Lavorare nei call center fa diventare belli

Un libro feroce e puntuale sulla vita dei giovani precari italiani.



[ZEUS News - www.zeusnews.it - 14-05-2006]

Foto di Tom Denham

Andrea Bajani è un trentenne torinese che nella vita è stato soprattutto precario: lavoratore in nero, poi CoCoCo, poi Copro, poi interinale e infine una partita Iva, dai service editoriali ai call center. La sua vita (e quella della stragrande maggioranza dei giovani italiani) l'ha descritta in una rubrica dell'inserto settimanale del quotidiano "La Stampa" nella rubrica "Vite a progetto", che ora è un libro dell'Einaudi dal titolo "Mi spezzo ma non m'impiego".

Il libro è al tempo stesso divertentissimo e amarissimo, un "noir" del lavoro e sul lavoro, se possiamo prendere a prestito il termine che definisce un altro genere letterario completamente diverso.

Per esempio, le pagine dedicate al call center: "Lavorare al call center fa diventare belli. Basta accendere la televisione per averne la conferma. Gli operatori delle compagnie telefoniche sorridono bellissimi e rilassati dentro lo schermo. Per lo più sono donne. Le fanciulle dei call center parlano flautate dentro cuffie da soubrette televisive, di quelle che cantano, ballano e fanno la spaccata. Incontrarle facendo zapping tra i canali può ridare il sorriso a una giornata, può far innamorare e può anche far invidia. Le ragazze coi brufoli e il telecomando in mano vorrebbero subito precipitarsi a mettere la testa dentro la cuffietta per diventare come loro. I ragazzi sdraiati sul divano si tirano su perché vorrebbero parlare anche loro dentro una cuffietta seduti accanto a una ragazza così bella e rilassata. Quando spengono la televisione, i ragazzi e le ragazze si vestono e vanno a proporsi al call center emozionati come se andassero a fare un provino per la Tv."

• • •

Puoi proseguire l'articolo sul libro di Andrea Bajani, riprendendo subito dopo la citazione sul call center con cui si chiude?

(Voci del dataset di impaginazione)
• • •

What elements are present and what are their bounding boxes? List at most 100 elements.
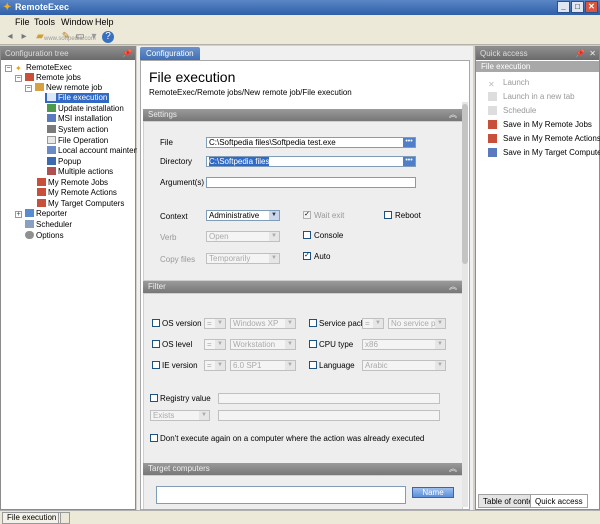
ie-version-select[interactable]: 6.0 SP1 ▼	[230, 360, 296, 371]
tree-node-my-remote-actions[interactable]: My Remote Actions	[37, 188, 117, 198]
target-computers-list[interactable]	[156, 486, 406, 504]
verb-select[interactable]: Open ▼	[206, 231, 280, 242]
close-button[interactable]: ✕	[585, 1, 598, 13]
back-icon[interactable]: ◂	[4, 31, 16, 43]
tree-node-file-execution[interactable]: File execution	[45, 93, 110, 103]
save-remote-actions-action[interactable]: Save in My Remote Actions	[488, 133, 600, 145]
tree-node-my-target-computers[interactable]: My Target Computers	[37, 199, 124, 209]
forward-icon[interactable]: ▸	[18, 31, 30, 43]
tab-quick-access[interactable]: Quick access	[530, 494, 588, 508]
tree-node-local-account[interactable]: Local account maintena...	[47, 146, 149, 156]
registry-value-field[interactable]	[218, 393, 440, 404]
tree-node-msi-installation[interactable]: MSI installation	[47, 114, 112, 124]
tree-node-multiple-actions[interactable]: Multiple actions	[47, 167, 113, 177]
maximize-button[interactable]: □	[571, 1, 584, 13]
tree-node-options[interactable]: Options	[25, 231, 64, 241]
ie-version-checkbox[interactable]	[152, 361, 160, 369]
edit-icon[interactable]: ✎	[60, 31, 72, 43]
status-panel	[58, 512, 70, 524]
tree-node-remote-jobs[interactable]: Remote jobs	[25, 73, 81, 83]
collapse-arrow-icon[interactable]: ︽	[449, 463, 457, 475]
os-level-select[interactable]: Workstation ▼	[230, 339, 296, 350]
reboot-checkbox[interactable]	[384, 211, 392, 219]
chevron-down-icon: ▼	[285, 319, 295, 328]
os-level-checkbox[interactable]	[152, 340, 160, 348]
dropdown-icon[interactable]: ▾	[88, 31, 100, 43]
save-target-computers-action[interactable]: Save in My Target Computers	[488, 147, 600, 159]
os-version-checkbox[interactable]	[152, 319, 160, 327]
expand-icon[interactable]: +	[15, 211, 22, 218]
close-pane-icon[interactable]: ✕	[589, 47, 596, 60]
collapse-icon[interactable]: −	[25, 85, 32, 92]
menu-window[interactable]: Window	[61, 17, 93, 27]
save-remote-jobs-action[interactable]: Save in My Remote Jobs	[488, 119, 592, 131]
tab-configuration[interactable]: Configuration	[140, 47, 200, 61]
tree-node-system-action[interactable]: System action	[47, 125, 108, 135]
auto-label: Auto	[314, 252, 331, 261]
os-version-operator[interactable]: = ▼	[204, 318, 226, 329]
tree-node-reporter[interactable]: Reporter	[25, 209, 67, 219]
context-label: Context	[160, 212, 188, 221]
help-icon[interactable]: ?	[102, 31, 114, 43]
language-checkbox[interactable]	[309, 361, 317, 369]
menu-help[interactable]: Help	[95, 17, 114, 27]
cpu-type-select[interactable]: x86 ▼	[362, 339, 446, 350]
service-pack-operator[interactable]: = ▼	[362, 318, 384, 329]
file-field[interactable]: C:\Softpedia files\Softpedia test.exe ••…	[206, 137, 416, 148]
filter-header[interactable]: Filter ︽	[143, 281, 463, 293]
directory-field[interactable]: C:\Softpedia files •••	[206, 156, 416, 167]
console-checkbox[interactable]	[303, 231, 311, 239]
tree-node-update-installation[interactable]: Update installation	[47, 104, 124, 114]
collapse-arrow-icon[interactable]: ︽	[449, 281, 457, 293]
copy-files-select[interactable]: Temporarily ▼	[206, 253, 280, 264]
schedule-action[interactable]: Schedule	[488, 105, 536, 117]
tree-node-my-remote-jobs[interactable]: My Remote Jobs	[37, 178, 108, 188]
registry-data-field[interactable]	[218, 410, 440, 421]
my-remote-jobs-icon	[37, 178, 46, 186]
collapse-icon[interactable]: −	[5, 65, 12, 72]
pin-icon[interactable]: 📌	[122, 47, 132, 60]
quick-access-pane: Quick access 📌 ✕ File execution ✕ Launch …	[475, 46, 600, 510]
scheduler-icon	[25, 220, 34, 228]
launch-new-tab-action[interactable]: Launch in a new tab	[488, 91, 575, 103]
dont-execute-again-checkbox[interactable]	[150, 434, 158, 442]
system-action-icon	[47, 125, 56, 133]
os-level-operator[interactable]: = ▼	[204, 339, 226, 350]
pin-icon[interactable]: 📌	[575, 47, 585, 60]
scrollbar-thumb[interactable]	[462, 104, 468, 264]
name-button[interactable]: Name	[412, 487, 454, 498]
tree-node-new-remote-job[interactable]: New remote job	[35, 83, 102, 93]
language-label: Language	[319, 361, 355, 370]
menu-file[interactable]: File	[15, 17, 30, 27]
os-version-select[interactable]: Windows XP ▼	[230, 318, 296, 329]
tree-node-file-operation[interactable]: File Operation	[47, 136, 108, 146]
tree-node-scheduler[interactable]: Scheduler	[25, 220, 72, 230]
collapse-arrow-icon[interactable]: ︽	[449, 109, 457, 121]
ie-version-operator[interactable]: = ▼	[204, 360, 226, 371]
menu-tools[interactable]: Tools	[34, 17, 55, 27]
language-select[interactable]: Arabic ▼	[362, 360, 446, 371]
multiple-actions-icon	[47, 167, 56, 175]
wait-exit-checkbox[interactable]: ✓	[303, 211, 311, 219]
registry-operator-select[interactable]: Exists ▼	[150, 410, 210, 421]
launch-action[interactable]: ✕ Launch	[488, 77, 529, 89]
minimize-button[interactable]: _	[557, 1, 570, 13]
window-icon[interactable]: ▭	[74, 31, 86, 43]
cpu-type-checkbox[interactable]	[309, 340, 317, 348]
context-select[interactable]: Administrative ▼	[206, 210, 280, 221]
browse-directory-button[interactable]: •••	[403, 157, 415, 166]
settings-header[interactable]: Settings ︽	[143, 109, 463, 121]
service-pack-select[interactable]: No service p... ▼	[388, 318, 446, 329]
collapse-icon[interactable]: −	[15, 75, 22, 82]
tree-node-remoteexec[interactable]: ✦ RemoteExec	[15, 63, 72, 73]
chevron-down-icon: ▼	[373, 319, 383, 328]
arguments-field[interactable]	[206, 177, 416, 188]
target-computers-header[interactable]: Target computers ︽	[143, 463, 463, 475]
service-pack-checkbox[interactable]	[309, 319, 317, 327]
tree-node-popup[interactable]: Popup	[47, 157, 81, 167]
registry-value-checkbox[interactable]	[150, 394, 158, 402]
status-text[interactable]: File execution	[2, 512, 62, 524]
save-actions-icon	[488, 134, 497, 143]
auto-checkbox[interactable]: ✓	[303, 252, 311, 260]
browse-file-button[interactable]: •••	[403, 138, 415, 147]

• • •

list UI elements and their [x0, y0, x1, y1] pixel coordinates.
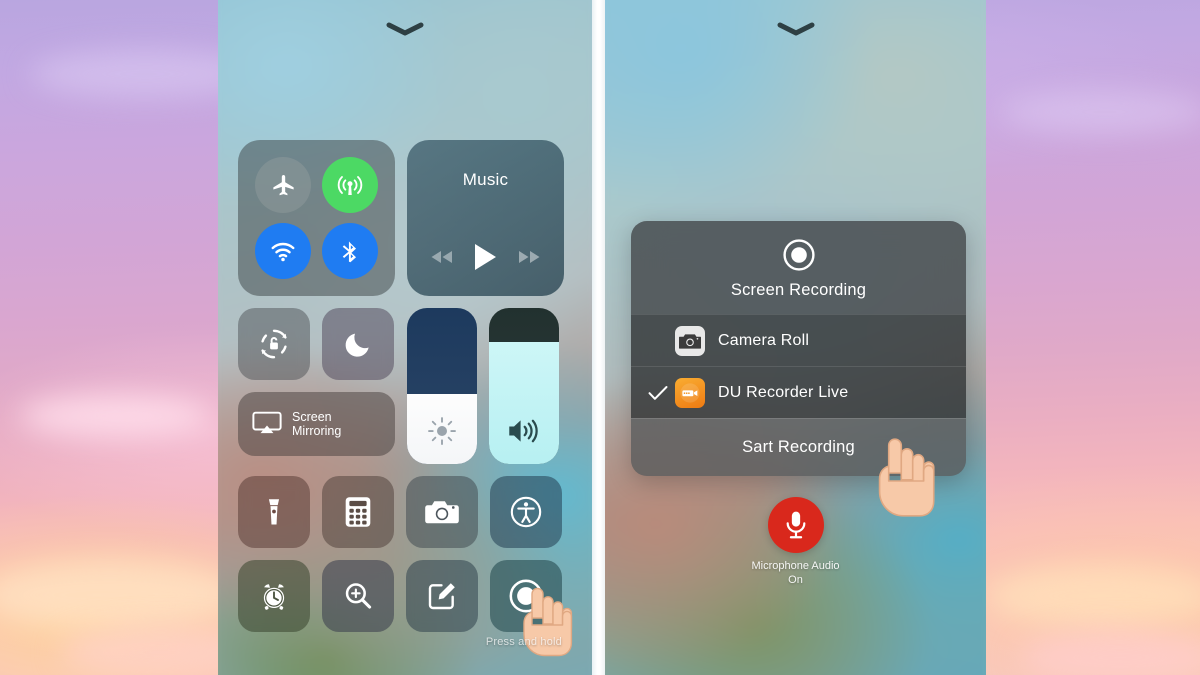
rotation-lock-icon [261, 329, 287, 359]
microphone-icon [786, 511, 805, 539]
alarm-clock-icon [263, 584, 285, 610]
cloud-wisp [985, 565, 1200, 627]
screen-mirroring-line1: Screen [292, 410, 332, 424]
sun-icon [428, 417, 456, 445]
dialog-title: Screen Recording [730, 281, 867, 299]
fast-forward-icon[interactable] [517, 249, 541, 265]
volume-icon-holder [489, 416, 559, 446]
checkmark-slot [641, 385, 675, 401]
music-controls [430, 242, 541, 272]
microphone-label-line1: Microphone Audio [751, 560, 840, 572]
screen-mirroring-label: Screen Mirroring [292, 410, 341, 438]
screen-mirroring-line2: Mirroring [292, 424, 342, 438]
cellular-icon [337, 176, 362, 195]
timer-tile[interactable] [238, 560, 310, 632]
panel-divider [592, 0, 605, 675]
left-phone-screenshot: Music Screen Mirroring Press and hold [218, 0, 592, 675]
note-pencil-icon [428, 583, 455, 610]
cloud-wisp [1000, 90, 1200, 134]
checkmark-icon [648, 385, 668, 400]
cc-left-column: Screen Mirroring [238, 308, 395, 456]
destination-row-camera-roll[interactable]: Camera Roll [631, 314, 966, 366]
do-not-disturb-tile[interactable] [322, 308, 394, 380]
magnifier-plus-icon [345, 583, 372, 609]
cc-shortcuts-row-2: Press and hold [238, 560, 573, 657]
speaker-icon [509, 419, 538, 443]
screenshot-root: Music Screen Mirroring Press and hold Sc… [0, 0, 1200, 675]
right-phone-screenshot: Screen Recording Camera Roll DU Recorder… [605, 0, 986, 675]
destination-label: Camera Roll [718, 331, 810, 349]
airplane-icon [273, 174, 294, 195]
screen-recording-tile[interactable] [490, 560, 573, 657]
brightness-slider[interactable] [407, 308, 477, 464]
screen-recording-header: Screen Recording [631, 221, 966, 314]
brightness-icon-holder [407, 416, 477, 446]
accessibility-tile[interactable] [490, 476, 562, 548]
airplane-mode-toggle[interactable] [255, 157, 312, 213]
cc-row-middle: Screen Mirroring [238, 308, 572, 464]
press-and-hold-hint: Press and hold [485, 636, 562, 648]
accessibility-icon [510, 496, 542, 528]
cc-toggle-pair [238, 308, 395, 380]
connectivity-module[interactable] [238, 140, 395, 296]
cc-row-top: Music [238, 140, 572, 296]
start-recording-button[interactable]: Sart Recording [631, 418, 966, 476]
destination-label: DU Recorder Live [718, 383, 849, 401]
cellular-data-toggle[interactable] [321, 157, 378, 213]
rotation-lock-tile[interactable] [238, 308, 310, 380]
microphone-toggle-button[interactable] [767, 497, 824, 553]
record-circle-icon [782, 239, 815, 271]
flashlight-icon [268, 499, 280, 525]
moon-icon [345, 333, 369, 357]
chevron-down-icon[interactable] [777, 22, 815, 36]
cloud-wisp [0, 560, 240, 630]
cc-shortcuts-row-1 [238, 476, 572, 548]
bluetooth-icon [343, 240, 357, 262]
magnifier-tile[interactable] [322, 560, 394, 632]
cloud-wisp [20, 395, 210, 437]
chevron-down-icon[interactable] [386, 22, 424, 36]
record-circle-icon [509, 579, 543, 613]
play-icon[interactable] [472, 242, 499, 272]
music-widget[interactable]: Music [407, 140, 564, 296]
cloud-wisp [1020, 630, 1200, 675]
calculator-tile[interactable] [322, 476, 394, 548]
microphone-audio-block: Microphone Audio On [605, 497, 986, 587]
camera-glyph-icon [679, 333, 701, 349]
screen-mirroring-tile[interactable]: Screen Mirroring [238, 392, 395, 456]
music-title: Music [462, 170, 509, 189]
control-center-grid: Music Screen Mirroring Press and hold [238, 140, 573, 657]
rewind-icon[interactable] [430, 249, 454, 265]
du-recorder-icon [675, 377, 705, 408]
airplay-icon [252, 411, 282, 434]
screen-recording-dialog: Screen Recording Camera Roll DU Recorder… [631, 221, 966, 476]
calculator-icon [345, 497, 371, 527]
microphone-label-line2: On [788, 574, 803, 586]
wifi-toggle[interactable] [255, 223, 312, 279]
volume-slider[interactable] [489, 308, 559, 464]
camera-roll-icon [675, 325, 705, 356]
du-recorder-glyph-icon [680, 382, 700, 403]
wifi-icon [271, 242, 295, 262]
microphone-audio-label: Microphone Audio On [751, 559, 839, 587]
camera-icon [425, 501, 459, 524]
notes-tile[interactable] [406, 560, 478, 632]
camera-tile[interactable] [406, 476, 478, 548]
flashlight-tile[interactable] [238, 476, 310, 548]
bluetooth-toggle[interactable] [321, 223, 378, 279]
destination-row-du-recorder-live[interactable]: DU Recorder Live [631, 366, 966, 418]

• • •

◆ RISPOSTA AL COMPITO:
"Il momento più bello del lavoro al call center è la pausa. Dopo due ore di squilli nelle orecchie e di sorrisi contro il monitor hai diritto alla tua pausa di una decina di minuti. In quei dieci minuti puoi fumare sul balcone, prendere un caffè alle macchinette e fare la pipì. Solo, non devi sottovalutarla. La pausa si prenota all'inizio del turno, e questo significa che devi essere sufficientemente in confidenza con la tua vescica da sapere quando sarà il caso di portarla al gabinetto. Se ti giocherà qualche scherzo dovrai imparare ad amministrare l'emergenza. Farai dei piccoli rimbalzi regolari sulla sedia mentre spieghi sorridente al tuo cliente dov'è la pizzeria Taverna Rossa, e cadenzerai i rimbalzi sorridendo e chiudendo le ginocchia a ritmo di metronomo. Allo scoccare della pausa, poi, correrai come un disperato verso la toilette in mezzo ai sorrisi dei colleghi che telefonano".

"La telefonata, se possibile, non dovrebe durare più di un minuto, perché dopo un minuto diventa antieconomico per l'azienda. Dietro di voi c'è un uomo che cronometra le vostre e, se andate troppo lunghi, fa la faccia di uno che non è contento; e se lui non è contento, potrebbe essere un problema alla fine del contratto. Così ogni telefonata dura un minuto, e alla fine del minuto c'è un altro squillo nell'orecchio, accompagnato da una scritta lampeggiante sul monitor che dice CHIAMATA IN ARRIVO. Un minuto dopo l'altro, uno squillo dopo l'altro e così fino a fine turno. Alla fine della giornata sono 250 volte circa che hai detto sorridendo: Buongiorno sono Massimo, in che cosa posso esserle utile?".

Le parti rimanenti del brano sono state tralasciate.